Tuesday 12 December 2017

Mental soundtracks

A few days ago I was up at the lodge in the early evening after the last school to use the lodge this year had departed.  I walked around to the confidence course and was struck by the silence and a haunting sense of loneliness.  In my imagination I could hear the shrieks of excited children and picture them unleashing their inner monkey on the different challenges. 


  
Is it just me or does a place designed for youngsters always look desolate when all is quiet and we are just left with our mental soundtracks.


The next evening I was out by the dam, another place  where my mental soundtrack has splashing and laughter playing.  The blue raft in the middle of the shot looks wrong sitting there amongst the rushes. 

Bring on Christmas I say.   Then what plays in my head will be matched with what I see.  Bring back the children.

Sunday 10 December 2017

Sights of summer

For Kiwis nothing says Christmas like the pohutukawa tree.  Its blazing red flowers have earned it the title of New Zealand's Christmas tree.  It starts to flower in November and usually stops by Christmas and New Year, with its peak in mid to late December.  This is a great time of year to find myself with time to kill.  It's a joy to wander looking for flowering pohutukawa.  I found them blooming right on time along Princes Road, Ruakaka earlier last week.


 
 Providing a beautiful canopy over the road down to the beach


Framing the view out to The Hen and Chickens (that's Taranga, the Hen, pictured.  I think.) 

 Looking across to Whangarei Heads

Legend has it that if the pohutukawa flowers early it will be a long hot summer.  I've noticed the cabbage trees flowering.  That has always been my go to for a predictor of summer.  And, yes, I thought they were early.


The only blight on my time at the beach was this oystercatcher.  I think it was injured, it didn't fly off as I approached as I expected it to and didn't move in the time I watched it.  I think it was keeping a wary eye on me.

Saturday 9 December 2017

Make hay while the sun shines

or before that rain in the mountain comes down here.


How different hay making is from my introduction to it in the early 70s.  Back then the sight of that rain so close by would have caused great consternation. Back in the day hay making was a lengthy process.  The grass had to be mowed, turned and aerated, turned again and combed into tidy rows before the baling.  With delays in between each activity for drying to take place.   And much discussion between everyone involved about the timing and the weather.  The whole business took days with the 'haymakers' needing to be fed and watered on a regular basis.  It seemed like the more people involved in the picking up of the bales the better.  A baled paddock would be swarming with people. I kid you not.  The bales had to be lined up so the truck coming along with an attachment to pick them up and load them on to a truck could do so without much manoeuvring.  If you were lucky enough to possess such a device.  Otherwise, brawn was required to throw each bale up on to the deck of a truck for transporting to a haybarn where it all had to be unloaded and stacked.  My younger son paid for a good proportion of his university study by haymaking during his summer holidays.  For the farmer's wife who had to feed the masses it would be hard to get an accurate headcount to know how many to expect for dinner which often had to be served at 9 or 10 o'clock at night when all the hay was finally stacked in the hayshed.

****************

◆ **Set exercise 1**
Give the title of each dated post in the blog.
The blog and the listing after it come from unrelated sources.

◆ **The input**
****************

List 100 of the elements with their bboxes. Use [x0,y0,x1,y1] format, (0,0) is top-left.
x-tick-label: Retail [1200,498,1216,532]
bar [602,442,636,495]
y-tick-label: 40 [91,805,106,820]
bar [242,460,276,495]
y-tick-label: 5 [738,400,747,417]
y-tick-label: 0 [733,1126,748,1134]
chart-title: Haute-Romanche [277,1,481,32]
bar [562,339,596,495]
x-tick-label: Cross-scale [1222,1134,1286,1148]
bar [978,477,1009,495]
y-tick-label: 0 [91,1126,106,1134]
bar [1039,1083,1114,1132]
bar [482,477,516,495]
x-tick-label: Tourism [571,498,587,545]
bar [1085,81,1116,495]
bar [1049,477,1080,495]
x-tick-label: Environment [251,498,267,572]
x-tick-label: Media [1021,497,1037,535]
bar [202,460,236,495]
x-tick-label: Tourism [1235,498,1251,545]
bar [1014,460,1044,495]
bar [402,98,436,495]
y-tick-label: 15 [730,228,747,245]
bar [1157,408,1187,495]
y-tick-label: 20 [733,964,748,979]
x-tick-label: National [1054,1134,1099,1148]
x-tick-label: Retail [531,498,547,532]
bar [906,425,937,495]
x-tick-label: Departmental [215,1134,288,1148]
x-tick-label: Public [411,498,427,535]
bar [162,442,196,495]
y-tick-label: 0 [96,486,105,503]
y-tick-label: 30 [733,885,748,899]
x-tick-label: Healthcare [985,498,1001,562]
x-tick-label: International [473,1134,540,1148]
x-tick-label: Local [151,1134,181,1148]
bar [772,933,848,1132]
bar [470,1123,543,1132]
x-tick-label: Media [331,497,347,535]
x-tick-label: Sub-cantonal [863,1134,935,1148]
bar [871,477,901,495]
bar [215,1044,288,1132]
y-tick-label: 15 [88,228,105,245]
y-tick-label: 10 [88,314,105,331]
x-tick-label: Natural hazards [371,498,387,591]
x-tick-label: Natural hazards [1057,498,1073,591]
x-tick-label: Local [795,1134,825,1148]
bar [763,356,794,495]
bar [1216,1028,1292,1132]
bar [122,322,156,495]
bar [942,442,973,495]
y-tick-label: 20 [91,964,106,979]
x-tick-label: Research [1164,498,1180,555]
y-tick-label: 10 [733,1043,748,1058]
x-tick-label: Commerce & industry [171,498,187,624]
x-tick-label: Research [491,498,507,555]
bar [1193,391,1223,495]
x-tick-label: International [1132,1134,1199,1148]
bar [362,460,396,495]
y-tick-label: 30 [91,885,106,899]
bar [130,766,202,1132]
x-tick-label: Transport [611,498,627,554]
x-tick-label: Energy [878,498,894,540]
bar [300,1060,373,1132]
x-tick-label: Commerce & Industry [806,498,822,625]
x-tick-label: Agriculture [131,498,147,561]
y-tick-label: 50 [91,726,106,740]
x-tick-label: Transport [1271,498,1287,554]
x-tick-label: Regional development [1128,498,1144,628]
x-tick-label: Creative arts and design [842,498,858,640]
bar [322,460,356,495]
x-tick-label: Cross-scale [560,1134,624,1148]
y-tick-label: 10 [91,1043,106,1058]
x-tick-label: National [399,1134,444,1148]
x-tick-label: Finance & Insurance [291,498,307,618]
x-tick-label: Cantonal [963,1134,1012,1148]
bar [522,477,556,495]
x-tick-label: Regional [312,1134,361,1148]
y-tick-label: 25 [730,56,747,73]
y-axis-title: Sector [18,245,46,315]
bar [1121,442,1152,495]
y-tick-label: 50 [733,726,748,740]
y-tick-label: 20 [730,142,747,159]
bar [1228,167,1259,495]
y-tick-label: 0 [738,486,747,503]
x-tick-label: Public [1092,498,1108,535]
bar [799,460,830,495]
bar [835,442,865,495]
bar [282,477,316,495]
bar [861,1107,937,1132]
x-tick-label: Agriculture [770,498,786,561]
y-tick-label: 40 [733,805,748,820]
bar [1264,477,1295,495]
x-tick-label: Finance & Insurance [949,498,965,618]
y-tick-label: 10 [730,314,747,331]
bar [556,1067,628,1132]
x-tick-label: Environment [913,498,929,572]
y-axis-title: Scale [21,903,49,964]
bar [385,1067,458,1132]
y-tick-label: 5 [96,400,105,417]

****************

◆ **Set exercise 2**
Copy the listing word for word, from its first line through the line containing "bar [130,766,202,1132]", with both of those lines included.

◆ **Written solution 1**
Mental soundtracks
Sights of summer
Make hay while the sun shines

◆ **Written solution 2**
List 100 of the elements with their bboxes. Use [x0,y0,x1,y1] format, (0,0) is top-left.
x-tick-label: Retail [1200,498,1216,532]
bar [602,442,636,495]
y-tick-label: 40 [91,805,106,820]
bar [242,460,276,495]
y-tick-label: 5 [738,400,747,417]
y-tick-label: 0 [733,1126,748,1134]
chart-title: Haute-Romanche [277,1,481,32]
bar [562,339,596,495]
x-tick-label: Cross-scale [1222,1134,1286,1148]
bar [978,477,1009,495]
y-tick-label: 0 [91,1126,106,1134]
bar [1039,1083,1114,1132]
bar [482,477,516,495]
x-tick-label: Tourism [571,498,587,545]
bar [1085,81,1116,495]
bar [1049,477,1080,495]
x-tick-label: Environment [251,498,267,572]
x-tick-label: Media [1021,497,1037,535]
bar [202,460,236,495]
x-tick-label: Tourism [1235,498,1251,545]
bar [1014,460,1044,495]
bar [402,98,436,495]
y-tick-label: 15 [730,228,747,245]
bar [1157,408,1187,495]
y-tick-label: 20 [733,964,748,979]
x-tick-label: National [1054,1134,1099,1148]
x-tick-label: Retail [531,498,547,532]
bar [906,425,937,495]
x-tick-label: Departmental [215,1134,288,1148]
x-tick-label: Public [411,498,427,535]
bar [162,442,196,495]
y-tick-label: 0 [96,486,105,503]
y-tick-label: 30 [733,885,748,899]
x-tick-label: Healthcare [985,498,1001,562]
x-tick-label: International [473,1134,540,1148]
x-tick-label: Local [151,1134,181,1148]
bar [772,933,848,1132]
bar [470,1123,543,1132]
x-tick-label: Media [331,497,347,535]
x-tick-label: Sub-cantonal [863,1134,935,1148]
bar [871,477,901,495]
bar [215,1044,288,1132]
y-tick-label: 15 [88,228,105,245]
y-tick-label: 10 [88,314,105,331]
x-tick-label: Natural hazards [371,498,387,591]
x-tick-label: Natural hazards [1057,498,1073,591]
x-tick-label: Local [795,1134,825,1148]
bar [763,356,794,495]
bar [1216,1028,1292,1132]
bar [122,322,156,495]
bar [942,442,973,495]
y-tick-label: 20 [91,964,106,979]
x-tick-label: Research [1164,498,1180,555]
y-tick-label: 10 [733,1043,748,1058]
x-tick-label: Commerce & industry [171,498,187,624]
x-tick-label: Research [491,498,507,555]
bar [1193,391,1223,495]
x-tick-label: International [1132,1134,1199,1148]
bar [362,460,396,495]
y-tick-label: 30 [91,885,106,899]
bar [130,766,202,1132]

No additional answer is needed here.